> [Instruction] Every record must be repeated exactly, with no omission.

> [Excerpted records]

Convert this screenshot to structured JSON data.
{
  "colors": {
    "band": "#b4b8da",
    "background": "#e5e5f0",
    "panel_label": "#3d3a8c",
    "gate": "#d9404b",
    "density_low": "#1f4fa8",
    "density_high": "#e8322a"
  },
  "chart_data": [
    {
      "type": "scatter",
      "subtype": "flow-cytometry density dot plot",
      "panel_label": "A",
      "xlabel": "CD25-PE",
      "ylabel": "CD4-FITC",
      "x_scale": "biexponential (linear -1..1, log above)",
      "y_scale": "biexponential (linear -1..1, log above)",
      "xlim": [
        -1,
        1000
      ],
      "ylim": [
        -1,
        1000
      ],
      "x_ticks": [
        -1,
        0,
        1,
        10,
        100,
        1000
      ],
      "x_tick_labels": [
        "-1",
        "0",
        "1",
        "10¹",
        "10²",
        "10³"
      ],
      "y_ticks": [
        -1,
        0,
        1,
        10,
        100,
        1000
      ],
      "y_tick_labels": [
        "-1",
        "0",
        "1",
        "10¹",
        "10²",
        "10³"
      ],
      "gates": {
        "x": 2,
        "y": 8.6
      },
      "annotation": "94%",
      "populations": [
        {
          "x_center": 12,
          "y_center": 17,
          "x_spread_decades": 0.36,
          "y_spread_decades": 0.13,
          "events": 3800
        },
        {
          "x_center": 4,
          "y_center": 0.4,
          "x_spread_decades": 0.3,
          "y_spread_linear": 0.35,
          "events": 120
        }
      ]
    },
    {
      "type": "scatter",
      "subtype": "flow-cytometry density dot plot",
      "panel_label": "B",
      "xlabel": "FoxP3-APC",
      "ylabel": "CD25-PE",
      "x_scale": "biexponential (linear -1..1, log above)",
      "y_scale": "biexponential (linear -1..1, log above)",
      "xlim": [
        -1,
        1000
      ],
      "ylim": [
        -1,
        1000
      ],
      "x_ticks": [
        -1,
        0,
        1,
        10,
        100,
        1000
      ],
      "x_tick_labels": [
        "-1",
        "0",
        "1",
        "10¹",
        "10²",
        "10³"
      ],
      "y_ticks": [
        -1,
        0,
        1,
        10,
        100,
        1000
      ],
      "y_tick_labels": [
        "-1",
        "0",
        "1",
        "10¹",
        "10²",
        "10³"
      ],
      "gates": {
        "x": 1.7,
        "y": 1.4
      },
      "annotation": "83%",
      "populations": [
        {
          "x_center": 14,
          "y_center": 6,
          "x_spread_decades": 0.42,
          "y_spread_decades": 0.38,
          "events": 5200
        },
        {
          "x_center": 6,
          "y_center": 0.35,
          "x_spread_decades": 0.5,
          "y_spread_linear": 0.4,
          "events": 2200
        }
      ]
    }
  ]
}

> [Answer for the task]
Convert this screenshot to structured JSON data.
{
  "colors": {
    "band": "#b4b8da",
    "background": "#e5e5f0",
    "panel_label": "#3d3a8c",
    "gate": "#d9404b",
    "density_low": "#1f4fa8",
    "density_high": "#e8322a"
  },
  "chart_data": [
    {
      "type": "scatter",
      "subtype": "flow-cytometry density dot plot",
      "panel_label": "A",
      "xlabel": "CD25-PE",
      "ylabel": "CD4-FITC",
      "x_scale": "biexponential (linear -1..1, log above)",
      "y_scale": "biexponential (linear -1..1, log above)",
      "xlim": [
        -1,
        1000
      ],
      "ylim": [
        -1,
        1000
      ],
      "x_ticks": [
        -1,
        0,
        1,
        10,
        100,
        1000
      ],
      "x_tick_labels": [
        "-1",
        "0",
        "1",
        "10¹",
        "10²",
        "10³"
      ],
      "y_ticks": [
        -1,
        0,
        1,
        10,
        100,
        1000
      ],
      "y_tick_labels": [
        "-1",
        "0",
        "1",
        "10¹",
        "10²",
        "10³"
      ],
      "gates": {
        "x": 2,
        "y": 8.6
      },
      "annotation": "94%",
      "populations": [
        {
          "x_center": 12,
          "y_center": 17,
          "x_spread_decades": 0.36,
          "y_spread_decades": 0.13,
          "events": 3800
        },
        {
          "x_center": 4,
          "y_center": 0.4,
          "x_spread_decades": 0.3,
          "y_spread_linear": 0.35,
          "events": 120
        }
      ]
    },
    {
      "type": "scatter",
      "subtype": "flow-cytometry density dot plot",
      "panel_label": "B",
      "xlabel": "FoxP3-APC",
      "ylabel": "CD25-PE",
      "x_scale": "biexponential (linear -1..1, log above)",
      "y_scale": "biexponential (linear -1..1, log above)",
      "xlim": [
        -1,
        1000
      ],
      "ylim": [
        -1,
        1000
      ],
      "x_ticks": [
        -1,
        0,
        1,
        10,
        100,
        1000
      ],
      "x_tick_labels": [
        "-1",
        "0",
        "1",
        "10¹",
        "10²",
        "10³"
      ],
      "y_ticks": [
        -1,
        0,
        1,
        10,
        100,
        1000
      ],
      "y_tick_labels": [
        "-1",
        "0",
        "1",
        "10¹",
        "10²",
        "10³"
      ],
      "gates": {
        "x": 1.7,
        "y": 1.4
      },
      "annotation": "83%",
      "populations": [
        {
          "x_center": 14,
          "y_center": 6,
          "x_spread_decades": 0.42,
          "y_spread_decades": 0.38,
          "events": 5200
        },
        {
          "x_center": 6,
          "y_center": 0.35,
          "x_spread_decades": 0.5,
          "y_spread_linear": 0.4,
          "events": 2200
        }
      ]
    }
  ]
}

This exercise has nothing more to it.